Exercise goal:
Present every line in which the string "size" appears.

Extracted material:
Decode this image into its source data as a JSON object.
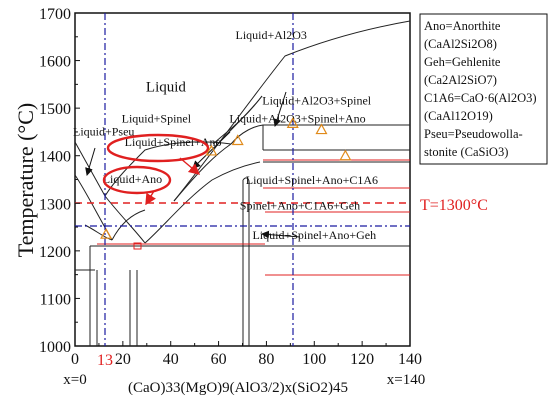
{
  "chart_data": {
    "type": "line",
    "title": "",
    "xlabel": "(CaO)33(MgO)9(AlO3/2)x(SiO2)45",
    "ylabel": "Temperature (°C)",
    "xlim": [
      0,
      140
    ],
    "ylim": [
      1000,
      1700
    ],
    "x_ticks": [
      0,
      20,
      40,
      60,
      80,
      100,
      120,
      140
    ],
    "y_ticks": [
      1000,
      1100,
      1200,
      1300,
      1400,
      1500,
      1600,
      1700
    ],
    "x_tick_labels": [
      "0",
      "20",
      "40",
      "60",
      "80",
      "100",
      "120",
      "140"
    ],
    "y_tick_labels": [
      "1000",
      "1100",
      "1200",
      "1300",
      "1400",
      "1500",
      "1600",
      "1700"
    ],
    "x_end_labels": {
      "left": "x=0",
      "right": "x=140"
    },
    "special_x_label": {
      "x": 13,
      "text": "13",
      "color": "#e02020"
    },
    "reference_line": {
      "y": 1300,
      "label": "T=1300°C",
      "color": "#e02020"
    },
    "vertical_reference_lines": [
      13,
      91
    ],
    "horizontal_reference_line": 1255,
    "region_labels": [
      {
        "text": "Liquid",
        "x": 38,
        "y": 1535
      },
      {
        "text": "Liquid+Al2O3",
        "x": 82,
        "y": 1645
      },
      {
        "text": "Liquid+Al2O3+Spinel",
        "x": 101,
        "y": 1508
      },
      {
        "text": "Liquid+Spinel",
        "x": 34,
        "y": 1470
      },
      {
        "text": "Liquid+Al2O3+Spinel+Ano",
        "x": 93,
        "y": 1470
      },
      {
        "text": "Liquid+Pseu",
        "x": 12,
        "y": 1443
      },
      {
        "text": "Liquid+Spinel+Ano",
        "x": 41,
        "y": 1420
      },
      {
        "text": "Liquid+Ano",
        "x": 24,
        "y": 1343
      },
      {
        "text": "Liquid+Spinel+Ano+C1A6",
        "x": 99,
        "y": 1341
      },
      {
        "text": "Spinel+Ano+C1A6+Geh",
        "x": 94,
        "y": 1287
      },
      {
        "text": "Liquid+Spinel+Ano+Geh",
        "x": 100,
        "y": 1225
      }
    ],
    "experimental_points": [
      [
        13,
        1235
      ],
      [
        57,
        1410
      ],
      [
        68,
        1432
      ],
      [
        91,
        1468
      ],
      [
        103,
        1455
      ],
      [
        113,
        1400
      ]
    ],
    "legend_title_lines": [
      "Ano=Anorthite",
      "(CaAl2Si2O8)",
      "Geh=Gehlenite",
      "(Ca2Al2SiO7)",
      "C1A6=CaO·6(Al2O3)",
      "(CaAl12O19)",
      "Pseu=Pseudowolla-",
      "stonite (CaSiO3)"
    ],
    "grid": false,
    "legend": "right"
  },
  "colors": {
    "phase_boundary": "#222222",
    "red": "#e02020",
    "blue": "#1a1aa0",
    "marker": "#e08a1a"
  }
}
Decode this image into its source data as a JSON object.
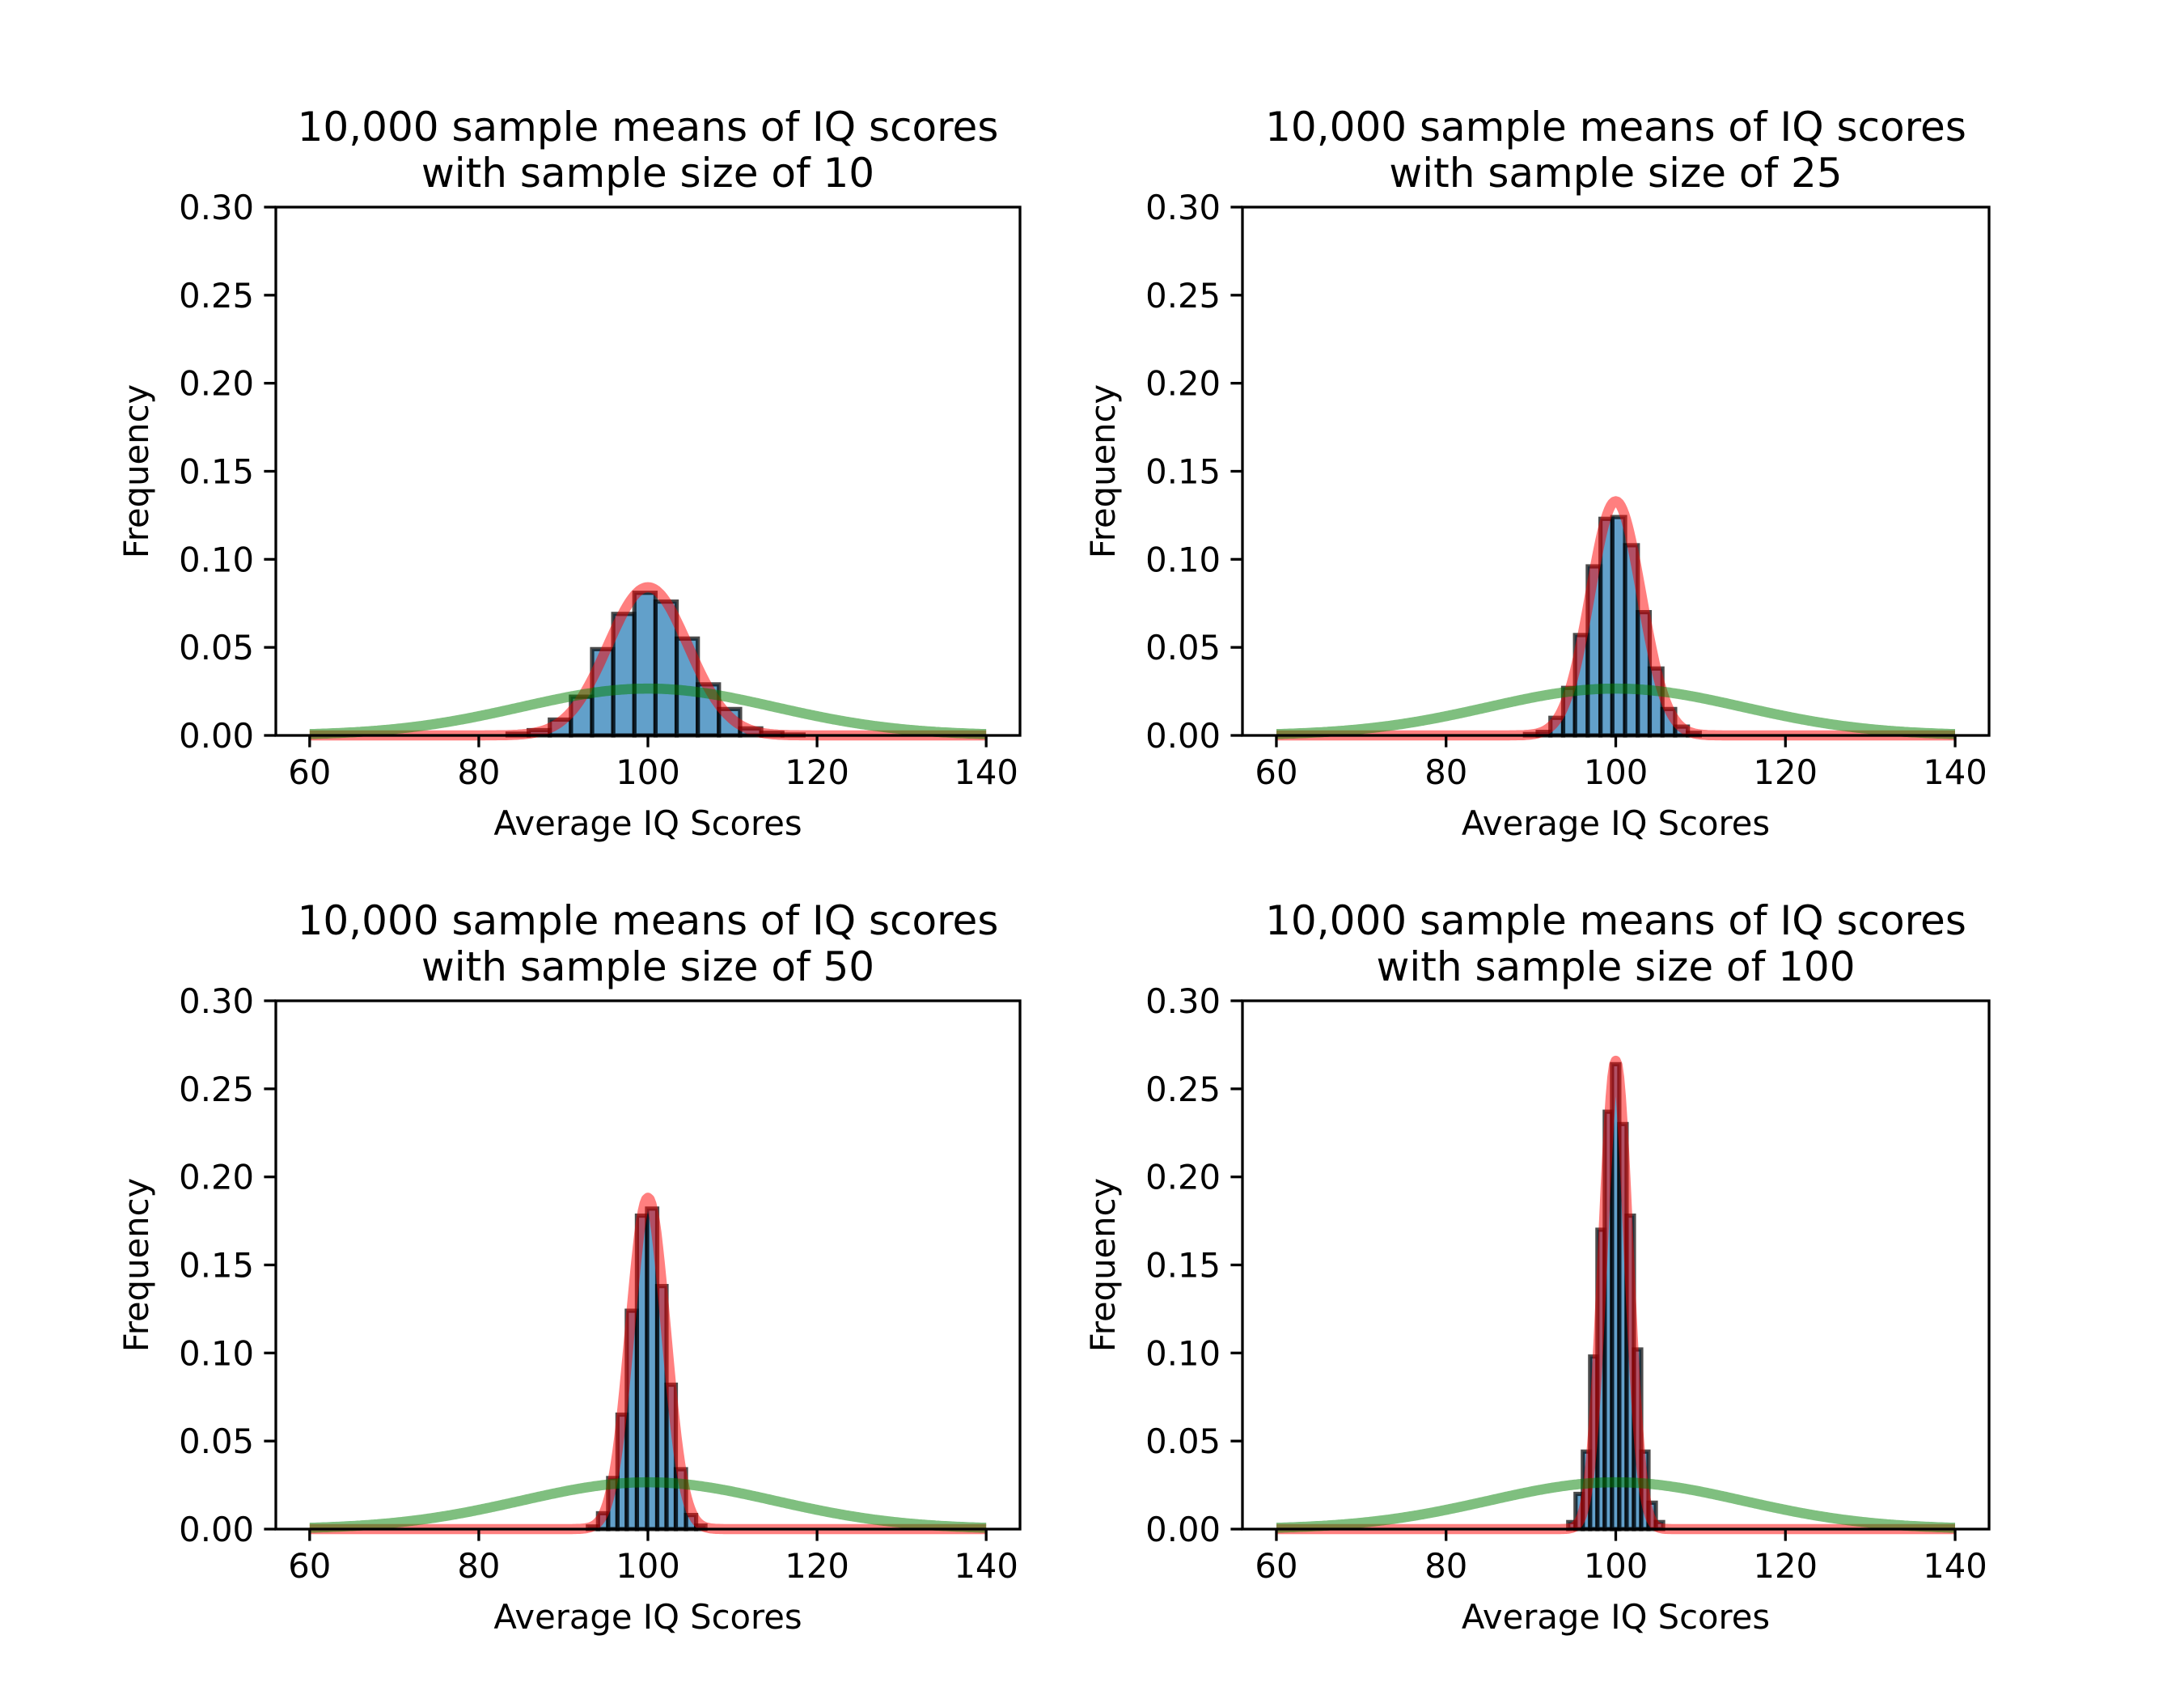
{
  "colors": {
    "bar_fill": "#1f77b4",
    "bar_edge": "#000000",
    "sample_curve": "#ff0000",
    "population_curve": "#008000"
  },
  "chart_data": [
    {
      "type": "bar",
      "title": [
        "10,000 sample means of IQ scores",
        "with sample size of 10"
      ],
      "xlabel": "Average IQ Scores",
      "ylabel": "Frequency",
      "xlim": [
        56,
        144
      ],
      "ylim": [
        0,
        0.3
      ],
      "xticks": [
        60,
        80,
        100,
        120,
        140
      ],
      "yticks": [
        "0.00",
        "0.05",
        "0.10",
        "0.15",
        "0.20",
        "0.25",
        "0.30"
      ],
      "bin_edges": [
        83.4,
        85.9,
        88.4,
        90.9,
        93.4,
        95.9,
        98.4,
        100.9,
        103.4,
        105.9,
        108.4,
        110.9,
        113.4,
        115.9,
        118.4
      ],
      "values": [
        0.001,
        0.003,
        0.009,
        0.022,
        0.049,
        0.069,
        0.081,
        0.076,
        0.055,
        0.029,
        0.015,
        0.004,
        0.0015,
        0.0005
      ],
      "curves": [
        {
          "kind": "normal",
          "mean": 100,
          "sd": 4.74,
          "x_range": [
            60,
            140
          ],
          "color": "#ff0000"
        },
        {
          "kind": "normal",
          "mean": 100,
          "sd": 15,
          "x_range": [
            60,
            140
          ],
          "color": "#008000"
        }
      ]
    },
    {
      "type": "bar",
      "title": [
        "10,000 sample means of IQ scores",
        "with sample size of 25"
      ],
      "xlabel": "Average IQ Scores",
      "ylabel": "Frequency",
      "xlim": [
        56,
        144
      ],
      "ylim": [
        0,
        0.3
      ],
      "xticks": [
        60,
        80,
        100,
        120,
        140
      ],
      "yticks": [
        "0.00",
        "0.05",
        "0.10",
        "0.15",
        "0.20",
        "0.25",
        "0.30"
      ],
      "bin_edges": [
        89.3,
        90.8,
        92.3,
        93.8,
        95.2,
        96.7,
        98.2,
        99.6,
        101.1,
        102.6,
        104.0,
        105.5,
        107.0,
        108.5,
        109.9
      ],
      "values": [
        0.0008,
        0.002,
        0.01,
        0.027,
        0.057,
        0.096,
        0.123,
        0.124,
        0.108,
        0.07,
        0.038,
        0.015,
        0.005,
        0.0015
      ],
      "curves": [
        {
          "kind": "normal",
          "mean": 100,
          "sd": 3,
          "x_range": [
            60,
            140
          ],
          "color": "#ff0000"
        },
        {
          "kind": "normal",
          "mean": 100,
          "sd": 15,
          "x_range": [
            60,
            140
          ],
          "color": "#008000"
        }
      ]
    },
    {
      "type": "bar",
      "title": [
        "10,000 sample means of IQ scores",
        "with sample size of 50"
      ],
      "xlabel": "Average IQ Scores",
      "ylabel": "Frequency",
      "xlim": [
        56,
        144
      ],
      "ylim": [
        0,
        0.3
      ],
      "xticks": [
        60,
        80,
        100,
        120,
        140
      ],
      "yticks": [
        "0.00",
        "0.05",
        "0.10",
        "0.15",
        "0.20",
        "0.25",
        "0.30"
      ],
      "bin_edges": [
        92.9,
        94.1,
        95.3,
        96.4,
        97.5,
        98.7,
        99.9,
        101.1,
        102.2,
        103.3,
        104.5,
        105.7,
        106.8
      ],
      "values": [
        0.0015,
        0.009,
        0.029,
        0.065,
        0.124,
        0.178,
        0.182,
        0.138,
        0.082,
        0.034,
        0.008,
        0.002
      ],
      "curves": [
        {
          "kind": "normal",
          "mean": 100,
          "sd": 2.12,
          "x_range": [
            60,
            140
          ],
          "color": "#ff0000"
        },
        {
          "kind": "normal",
          "mean": 100,
          "sd": 15,
          "x_range": [
            60,
            140
          ],
          "color": "#008000"
        }
      ]
    },
    {
      "type": "bar",
      "title": [
        "10,000 sample means of IQ scores",
        "with sample size of 100"
      ],
      "xlabel": "Average IQ Scores",
      "ylabel": "Frequency",
      "xlim": [
        56,
        144
      ],
      "ylim": [
        0,
        0.3
      ],
      "xticks": [
        60,
        80,
        100,
        120,
        140
      ],
      "yticks": [
        "0.00",
        "0.05",
        "0.10",
        "0.15",
        "0.20",
        "0.25",
        "0.30"
      ],
      "bin_edges": [
        94.4,
        95.26,
        96.12,
        96.98,
        97.84,
        98.7,
        99.56,
        100.42,
        101.28,
        102.14,
        103.0,
        103.86,
        104.72,
        105.58
      ],
      "values": [
        0.004,
        0.02,
        0.044,
        0.098,
        0.17,
        0.237,
        0.264,
        0.23,
        0.178,
        0.102,
        0.044,
        0.015,
        0.004
      ],
      "curves": [
        {
          "kind": "normal",
          "mean": 100,
          "sd": 1.5,
          "x_range": [
            60,
            140
          ],
          "color": "#ff0000"
        },
        {
          "kind": "normal",
          "mean": 100,
          "sd": 15,
          "x_range": [
            60,
            140
          ],
          "color": "#008000"
        }
      ]
    }
  ]
}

Written solution:
        "with sample size of 10"
        "with sample size of 25"
        "with sample size of 50"
        "with sample size of 100"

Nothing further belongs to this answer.